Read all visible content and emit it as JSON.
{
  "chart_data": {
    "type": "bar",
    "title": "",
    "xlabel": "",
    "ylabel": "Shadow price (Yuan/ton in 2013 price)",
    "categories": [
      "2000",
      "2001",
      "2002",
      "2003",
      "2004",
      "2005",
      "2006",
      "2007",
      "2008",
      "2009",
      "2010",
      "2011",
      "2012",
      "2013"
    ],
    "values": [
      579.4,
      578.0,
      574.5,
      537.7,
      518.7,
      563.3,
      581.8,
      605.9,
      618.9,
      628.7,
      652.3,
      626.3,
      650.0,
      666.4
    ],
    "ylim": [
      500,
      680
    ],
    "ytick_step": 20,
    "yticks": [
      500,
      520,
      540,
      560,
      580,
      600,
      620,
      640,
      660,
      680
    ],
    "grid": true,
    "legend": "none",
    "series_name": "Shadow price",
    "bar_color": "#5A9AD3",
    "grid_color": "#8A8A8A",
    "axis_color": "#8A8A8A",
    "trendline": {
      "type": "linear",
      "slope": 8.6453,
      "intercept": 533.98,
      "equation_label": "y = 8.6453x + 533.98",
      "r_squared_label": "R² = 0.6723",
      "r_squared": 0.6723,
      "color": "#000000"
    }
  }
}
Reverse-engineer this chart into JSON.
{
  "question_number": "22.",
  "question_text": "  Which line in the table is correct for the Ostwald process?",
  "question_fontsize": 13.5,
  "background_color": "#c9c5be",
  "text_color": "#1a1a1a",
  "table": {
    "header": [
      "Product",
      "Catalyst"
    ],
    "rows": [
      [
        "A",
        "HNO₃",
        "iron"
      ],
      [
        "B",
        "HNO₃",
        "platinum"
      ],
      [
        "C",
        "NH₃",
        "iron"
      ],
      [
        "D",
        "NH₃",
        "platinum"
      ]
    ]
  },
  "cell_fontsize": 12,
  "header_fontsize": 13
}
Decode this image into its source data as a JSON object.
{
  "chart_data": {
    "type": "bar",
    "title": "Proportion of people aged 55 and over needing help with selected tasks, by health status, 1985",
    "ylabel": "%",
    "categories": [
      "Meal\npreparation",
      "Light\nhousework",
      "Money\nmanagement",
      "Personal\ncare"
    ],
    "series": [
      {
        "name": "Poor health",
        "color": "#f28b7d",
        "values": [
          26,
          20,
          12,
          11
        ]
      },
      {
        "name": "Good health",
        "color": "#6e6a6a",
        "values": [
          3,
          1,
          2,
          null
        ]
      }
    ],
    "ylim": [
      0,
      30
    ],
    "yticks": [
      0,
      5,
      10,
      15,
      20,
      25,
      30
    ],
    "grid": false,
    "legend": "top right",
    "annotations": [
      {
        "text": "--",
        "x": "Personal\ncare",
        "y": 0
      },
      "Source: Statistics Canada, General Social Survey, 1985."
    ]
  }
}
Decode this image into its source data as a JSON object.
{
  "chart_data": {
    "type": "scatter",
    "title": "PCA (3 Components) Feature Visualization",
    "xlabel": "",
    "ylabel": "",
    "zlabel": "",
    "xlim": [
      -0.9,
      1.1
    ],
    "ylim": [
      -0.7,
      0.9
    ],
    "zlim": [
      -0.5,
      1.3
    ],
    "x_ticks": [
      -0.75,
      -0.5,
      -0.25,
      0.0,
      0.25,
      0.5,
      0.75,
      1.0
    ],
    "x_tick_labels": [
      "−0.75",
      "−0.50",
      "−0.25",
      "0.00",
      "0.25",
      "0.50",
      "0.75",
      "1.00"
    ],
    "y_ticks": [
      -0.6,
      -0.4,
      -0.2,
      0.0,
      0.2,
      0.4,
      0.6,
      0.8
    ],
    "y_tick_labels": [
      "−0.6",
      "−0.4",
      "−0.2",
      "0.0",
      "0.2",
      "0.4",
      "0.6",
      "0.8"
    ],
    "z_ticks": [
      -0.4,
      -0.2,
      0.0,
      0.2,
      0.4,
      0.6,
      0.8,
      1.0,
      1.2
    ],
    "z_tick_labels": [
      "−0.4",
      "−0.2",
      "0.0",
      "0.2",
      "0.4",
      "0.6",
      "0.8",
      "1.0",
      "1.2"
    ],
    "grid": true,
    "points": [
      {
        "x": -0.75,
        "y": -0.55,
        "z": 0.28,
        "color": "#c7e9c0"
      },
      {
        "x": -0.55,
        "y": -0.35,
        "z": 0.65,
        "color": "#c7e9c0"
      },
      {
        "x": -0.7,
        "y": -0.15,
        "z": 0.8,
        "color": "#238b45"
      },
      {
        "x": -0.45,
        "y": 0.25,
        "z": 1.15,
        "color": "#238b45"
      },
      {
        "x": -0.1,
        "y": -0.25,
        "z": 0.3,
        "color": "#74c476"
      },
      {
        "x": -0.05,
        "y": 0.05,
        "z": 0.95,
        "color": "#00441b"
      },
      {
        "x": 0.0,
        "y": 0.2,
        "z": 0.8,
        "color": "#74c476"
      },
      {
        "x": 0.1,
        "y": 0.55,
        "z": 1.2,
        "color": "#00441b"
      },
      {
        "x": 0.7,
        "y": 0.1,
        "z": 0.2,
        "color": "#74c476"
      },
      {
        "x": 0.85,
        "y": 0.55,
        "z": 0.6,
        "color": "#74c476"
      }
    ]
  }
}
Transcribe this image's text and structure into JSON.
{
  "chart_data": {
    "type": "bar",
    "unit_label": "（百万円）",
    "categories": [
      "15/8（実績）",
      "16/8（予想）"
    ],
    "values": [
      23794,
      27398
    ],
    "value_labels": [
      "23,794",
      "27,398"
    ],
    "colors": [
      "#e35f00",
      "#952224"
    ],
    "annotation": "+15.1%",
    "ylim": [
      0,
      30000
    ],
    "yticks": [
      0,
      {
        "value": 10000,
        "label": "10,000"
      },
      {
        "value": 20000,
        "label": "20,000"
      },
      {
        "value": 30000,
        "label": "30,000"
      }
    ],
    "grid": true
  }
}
· · · ·
### [SET EXERCISE]
Return all lines of the material above in which the word "health" occurs.

### [PROBLEM SOLUTION]
    "title": "Proportion of people aged 55 and over needing help with selected tasks, by health status, 1985",
        "name": "Poor health",
        "name": "Good health",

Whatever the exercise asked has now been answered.